* Set task A: Summarize the post on photon versus wave emission from antennas below in two sentences.
* Set task B:
Answer these questions from the post on photon versus wave emission from antennas below:
(i) What diameter is the single-element rod in the example?
(ii) When the rod is flattened into a ribbon, what stays equal to the round rod?
(iii) In which directions would the flattened element be expected to favor?
## begin Selected extract
Ok. You might ask me, "Why do you laugh at people discussing antennas
emitting photons? And, I would answer: Photon emissions from an antenna element(s) seems difficult, at best, to visualize (no pun intended.) Consider a 1/2 inch dia. single element antenna (monopole?) If the thing is emitting photons, one would think the photons are being emitted equally around the elements circumference. Well, now flatten that 1/2 dia rod into a very thin ribbon--however, the ribbon still has the same area of cross section, and equal to the cross section of the round rod. If this conductor is emitting photons, one would expect them, now, to be off the two flat sides of the element and relative few off the sides--indeed, one would now expect this element to be becoming directional in two favored directions--off the flat sides .... to date, I have NOT been able to measure an acceptable difference to reinforce the "illumination properties" of the element. The photon/wave properties of rf still remains a mystery ... and proof hard to come by. Regards, JS |
Photon vs Wave emissions from antennas?
## end Selected extract
## begin Data shown
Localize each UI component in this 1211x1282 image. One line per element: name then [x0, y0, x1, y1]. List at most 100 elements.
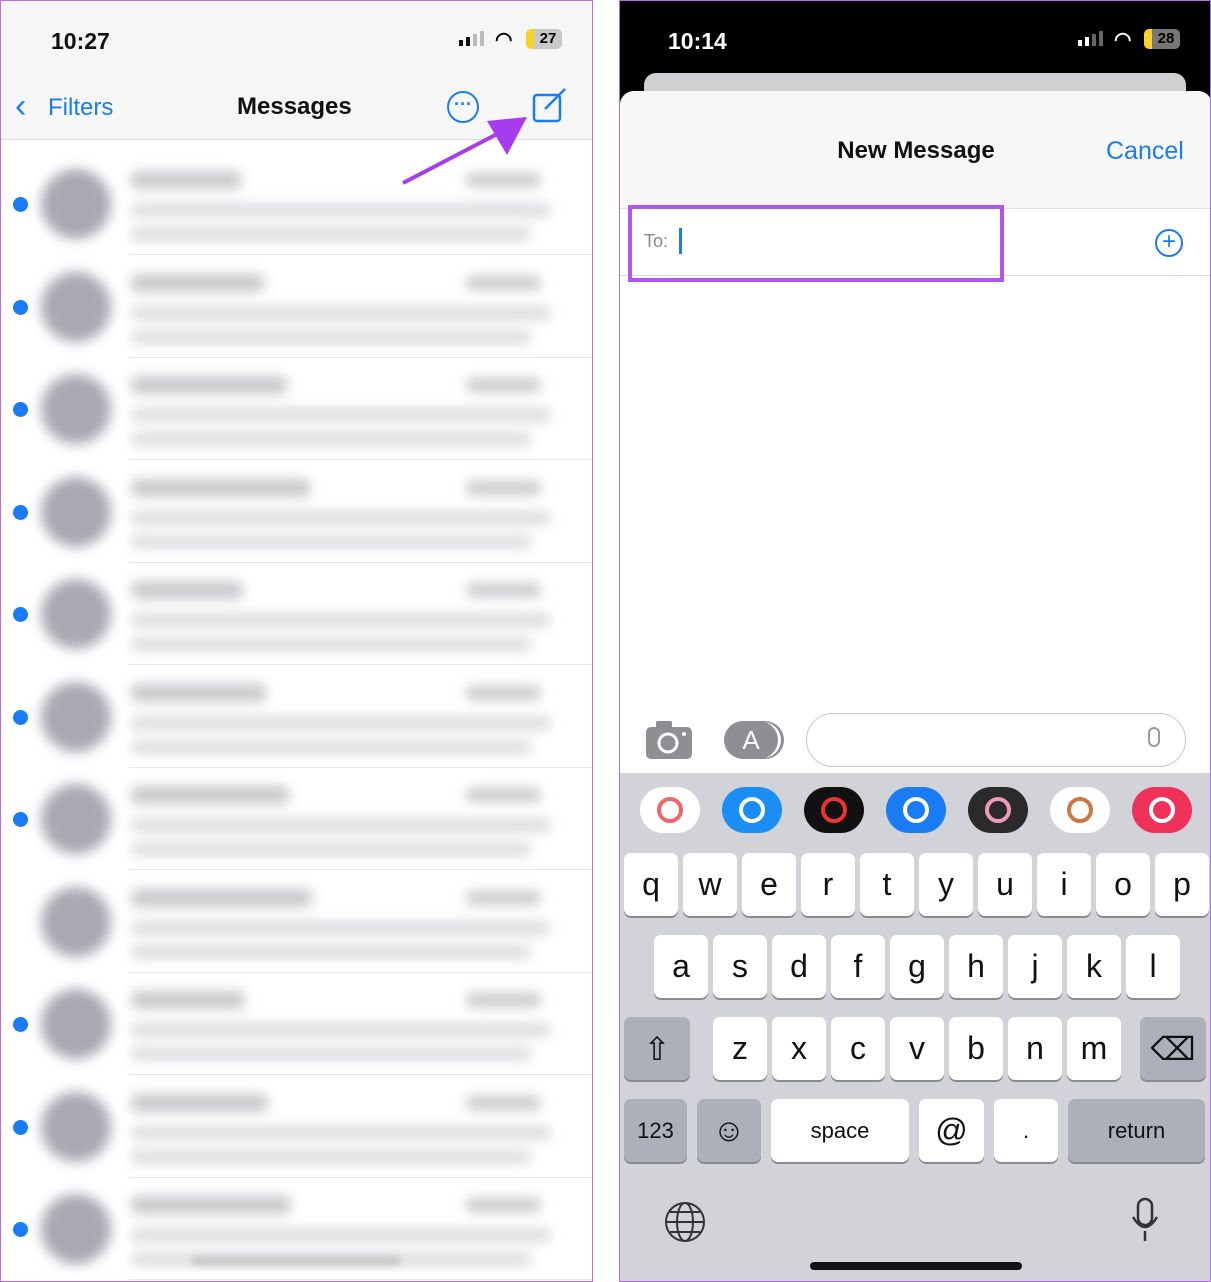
## end Data shown
* Problem solution A: The writer finds photon emission from an antenna element hard to visualize and reasons that a 1/2 inch round rod would emit photons equally around its circumference, while the same cross section flattened into a thin ribbon should emit mostly off its two flat sides and become directional. The writer has not been able to measure an acceptable difference to support this and concludes that the photon/wave properties of rf remain a mystery, with proof hard to come by.

* Problem solution B:
(i) 1/2 inch.
(ii) The area of cross section.
(iii) Off its two flat sides.